• **PROBLEM TO SOLVE**:
Exactly as they appear, output all of the entries.

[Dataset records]
━━━━━━━━━━━━━━━━━━━━━━━━━━━━━━

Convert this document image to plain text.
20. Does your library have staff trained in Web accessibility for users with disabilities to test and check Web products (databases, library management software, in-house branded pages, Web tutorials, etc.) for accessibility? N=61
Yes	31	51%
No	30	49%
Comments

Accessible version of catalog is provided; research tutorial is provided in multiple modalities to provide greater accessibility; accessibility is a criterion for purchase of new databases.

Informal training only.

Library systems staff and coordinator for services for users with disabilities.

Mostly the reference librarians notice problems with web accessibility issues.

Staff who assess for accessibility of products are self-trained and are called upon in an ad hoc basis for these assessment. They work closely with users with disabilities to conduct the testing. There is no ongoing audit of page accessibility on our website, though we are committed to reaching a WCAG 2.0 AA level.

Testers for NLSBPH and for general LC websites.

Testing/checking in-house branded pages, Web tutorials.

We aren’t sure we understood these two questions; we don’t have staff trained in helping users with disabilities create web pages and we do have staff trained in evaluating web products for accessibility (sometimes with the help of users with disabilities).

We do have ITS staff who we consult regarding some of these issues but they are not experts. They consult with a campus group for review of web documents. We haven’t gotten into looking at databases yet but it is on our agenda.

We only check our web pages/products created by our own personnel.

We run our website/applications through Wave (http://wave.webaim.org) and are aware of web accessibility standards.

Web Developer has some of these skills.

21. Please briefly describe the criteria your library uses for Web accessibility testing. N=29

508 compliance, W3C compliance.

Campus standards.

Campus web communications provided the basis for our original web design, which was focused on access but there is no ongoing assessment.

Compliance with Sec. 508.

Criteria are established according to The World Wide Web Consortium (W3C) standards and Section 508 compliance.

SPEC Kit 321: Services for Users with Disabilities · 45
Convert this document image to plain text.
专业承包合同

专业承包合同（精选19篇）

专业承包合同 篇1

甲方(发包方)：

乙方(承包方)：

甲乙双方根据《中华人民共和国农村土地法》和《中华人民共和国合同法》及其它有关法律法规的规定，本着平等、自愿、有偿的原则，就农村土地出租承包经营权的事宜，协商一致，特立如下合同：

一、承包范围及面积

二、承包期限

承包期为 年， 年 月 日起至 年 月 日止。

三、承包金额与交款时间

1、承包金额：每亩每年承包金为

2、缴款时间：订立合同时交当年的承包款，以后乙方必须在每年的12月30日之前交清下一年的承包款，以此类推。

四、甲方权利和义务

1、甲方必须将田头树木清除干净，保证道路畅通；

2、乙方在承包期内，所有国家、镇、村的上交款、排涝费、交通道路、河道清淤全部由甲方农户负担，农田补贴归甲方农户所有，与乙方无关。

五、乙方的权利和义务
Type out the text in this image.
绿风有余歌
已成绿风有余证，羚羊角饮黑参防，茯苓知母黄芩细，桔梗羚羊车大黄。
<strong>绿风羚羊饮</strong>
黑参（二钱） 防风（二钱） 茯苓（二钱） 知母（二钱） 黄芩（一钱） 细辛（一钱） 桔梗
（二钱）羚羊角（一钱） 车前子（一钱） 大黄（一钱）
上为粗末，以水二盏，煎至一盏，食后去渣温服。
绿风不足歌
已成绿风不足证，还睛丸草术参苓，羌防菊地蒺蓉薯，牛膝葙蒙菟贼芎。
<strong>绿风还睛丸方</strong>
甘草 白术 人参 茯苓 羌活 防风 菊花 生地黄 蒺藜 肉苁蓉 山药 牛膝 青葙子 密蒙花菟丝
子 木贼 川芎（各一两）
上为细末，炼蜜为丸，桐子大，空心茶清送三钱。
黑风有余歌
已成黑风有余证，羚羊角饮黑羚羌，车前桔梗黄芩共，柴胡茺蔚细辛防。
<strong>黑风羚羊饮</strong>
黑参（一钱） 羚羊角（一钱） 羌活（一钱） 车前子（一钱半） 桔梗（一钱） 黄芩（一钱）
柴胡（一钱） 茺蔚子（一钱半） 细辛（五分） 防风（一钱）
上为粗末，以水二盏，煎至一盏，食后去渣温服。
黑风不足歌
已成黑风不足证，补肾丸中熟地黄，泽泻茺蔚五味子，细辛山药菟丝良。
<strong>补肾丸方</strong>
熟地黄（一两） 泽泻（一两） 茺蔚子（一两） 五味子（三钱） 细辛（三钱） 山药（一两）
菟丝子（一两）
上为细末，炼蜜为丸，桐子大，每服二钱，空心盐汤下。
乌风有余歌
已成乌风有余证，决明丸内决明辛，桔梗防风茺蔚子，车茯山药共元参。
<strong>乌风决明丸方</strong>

━━━━━━━━━━━━━━━━━━━━━━━━━━━━━━

• **ANSWER TO THIS PROBLEM**:
Convert this document image to plain text.
20. Does your library have staff trained in Web accessibility for users with disabilities to test and check Web products (databases, library management software, in-house branded pages, Web tutorials, etc.) for accessibility? N=61
Yes	31	51%
No	30	49%
Comments

Accessible version of catalog is provided; research tutorial is provided in multiple modalities to provide greater accessibility; accessibility is a criterion for purchase of new databases.

Informal training only.

Library systems staff and coordinator for services for users with disabilities.

Mostly the reference librarians notice problems with web accessibility issues.

Staff who assess for accessibility of products are self-trained and are called upon in an ad hoc basis for these assessment. They work closely with users with disabilities to conduct the testing. There is no ongoing audit of page accessibility on our website, though we are committed to reaching a WCAG 2.0 AA level.

Testers for NLSBPH and for general LC websites.

Testing/checking in-house branded pages, Web tutorials.

We aren’t sure we understood these two questions; we don’t have staff trained in helping users with disabilities create web pages and we do have staff trained in evaluating web products for accessibility (sometimes with the help of users with disabilities).

We do have ITS staff who we consult regarding some of these issues but they are not experts. They consult with a campus group for review of web documents. We haven’t gotten into looking at databases yet but it is on our agenda.

We only check our web pages/products created by our own personnel.

We run our website/applications through Wave (http://wave.webaim.org) and are aware of web accessibility standards.

Web Developer has some of these skills.

21. Please briefly describe the criteria your library uses for Web accessibility testing. N=29

508 compliance, W3C compliance.

Campus standards.

Campus web communications provided the basis for our original web design, which was focused on access but there is no ongoing assessment.

Compliance with Sec. 508.

Criteria are established according to The World Wide Web Consortium (W3C) standards and Section 508 compliance.

SPEC Kit 321: Services for Users with Disabilities · 45
Convert this document image to plain text.
专业承包合同

专业承包合同（精选19篇）

专业承包合同 篇1

甲方(发包方)：

乙方(承包方)：

甲乙双方根据《中华人民共和国农村土地法》和《中华人民共和国合同法》及其它有关法律法规的规定，本着平等、自愿、有偿的原则，就农村土地出租承包经营权的事宜，协商一致，特立如下合同：

一、承包范围及面积

二、承包期限

承包期为 年， 年 月 日起至 年 月 日止。

三、承包金额与交款时间

1、承包金额：每亩每年承包金为

2、缴款时间：订立合同时交当年的承包款，以后乙方必须在每年的12月30日之前交清下一年的承包款，以此类推。

四、甲方权利和义务

1、甲方必须将田头树木清除干净，保证道路畅通；

2、乙方在承包期内，所有国家、镇、村的上交款、排涝费、交通道路、河道清淤全部由甲方农户负担，农田补贴归甲方农户所有，与乙方无关。

五、乙方的权利和义务
Type out the text in this image.
绿风有余歌
已成绿风有余证，羚羊角饮黑参防，茯苓知母黄芩细，桔梗羚羊车大黄。
<strong>绿风羚羊饮</strong>
黑参（二钱） 防风（二钱） 茯苓（二钱） 知母（二钱） 黄芩（一钱） 细辛（一钱） 桔梗
（二钱）羚羊角（一钱） 车前子（一钱） 大黄（一钱）
上为粗末，以水二盏，煎至一盏，食后去渣温服。
绿风不足歌
已成绿风不足证，还睛丸草术参苓，羌防菊地蒺蓉薯，牛膝葙蒙菟贼芎。
<strong>绿风还睛丸方</strong>
甘草 白术 人参 茯苓 羌活 防风 菊花 生地黄 蒺藜 肉苁蓉 山药 牛膝 青葙子 密蒙花菟丝
子 木贼 川芎（各一两）
上为细末，炼蜜为丸，桐子大，空心茶清送三钱。
黑风有余歌
已成黑风有余证，羚羊角饮黑羚羌，车前桔梗黄芩共，柴胡茺蔚细辛防。
<strong>黑风羚羊饮</strong>
黑参（一钱） 羚羊角（一钱） 羌活（一钱） 车前子（一钱半） 桔梗（一钱） 黄芩（一钱）
柴胡（一钱） 茺蔚子（一钱半） 细辛（五分） 防风（一钱）
上为粗末，以水二盏，煎至一盏，食后去渣温服。
黑风不足歌
已成黑风不足证，补肾丸中熟地黄，泽泻茺蔚五味子，细辛山药菟丝良。
<strong>补肾丸方</strong>
熟地黄（一两） 泽泻（一两） 茺蔚子（一两） 五味子（三钱） 细辛（三钱） 山药（一两）
菟丝子（一两）
上为细末，炼蜜为丸，桐子大，每服二钱，空心盐汤下。
乌风有余歌
已成乌风有余证，决明丸内决明辛，桔梗防风茺蔚子，车茯山药共元参。
<strong>乌风决明丸方</strong>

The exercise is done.